── Records for processing

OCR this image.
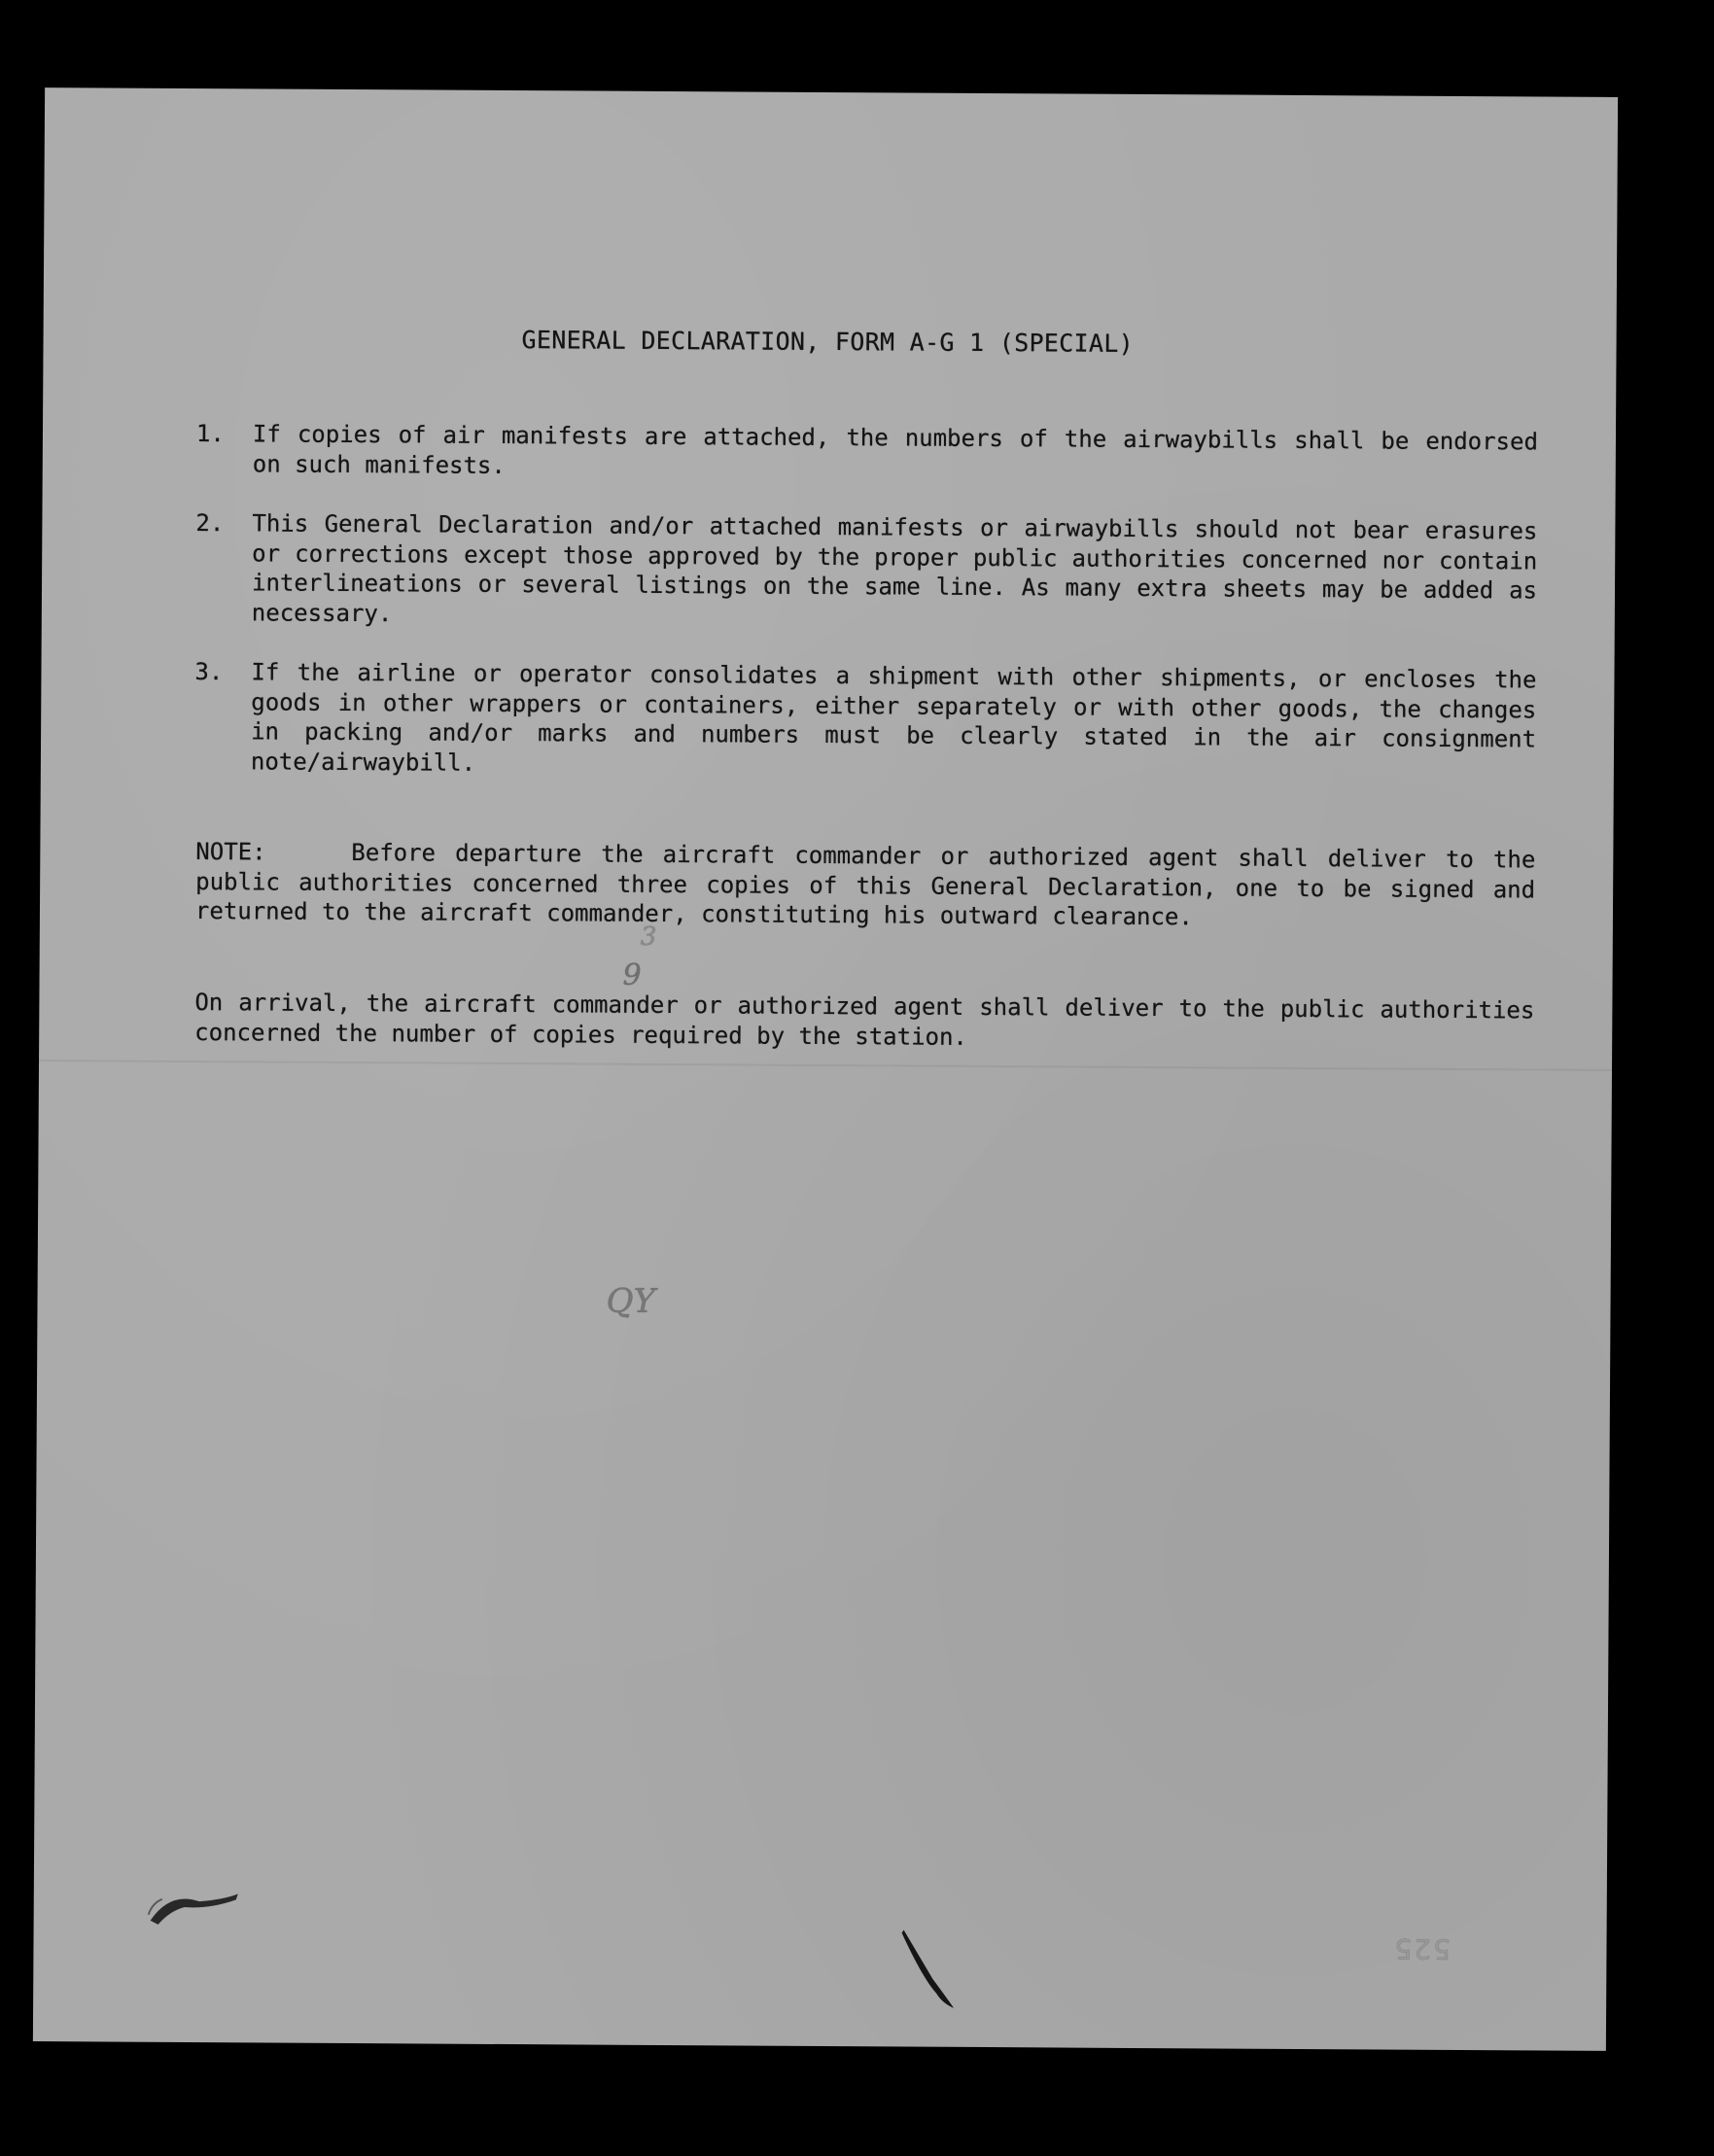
GENERAL DECLARATION, FORM A-G 1 (SPECIAL)
1.	If copies of air manifests are attached, the numbers of the airwaybills shall be endorsed on such manifests.
2.	This General Declaration and/or attached manifests or airwaybills should not bear erasures or corrections except those approved by the proper public authorities concerned nor contain interlineations or several listings on the same line. As many extra sheets may be added as necessary.
3.	If the airline or operator consolidates a shipment with other shipments, or encloses the goods in other wrappers or containers, either separately or with other goods, the changes in packing and/or marks and numbers must be clearly stated in the air consignment note/airwaybill.

NOTE:	Before departure the aircraft commander or authorized agent shall deliver to the public authorities concerned three copies of this General Declaration, one to be signed and returned to the aircraft commander, constituting his outward clearance.

On arrival, the aircraft commander or authorized agent shall deliver to the public authorities concerned the number of copies required by the station.

3
9
QY
525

────

Check every line of the listing for the string "airwaybills" and report how many lines have it, as a number alone.

2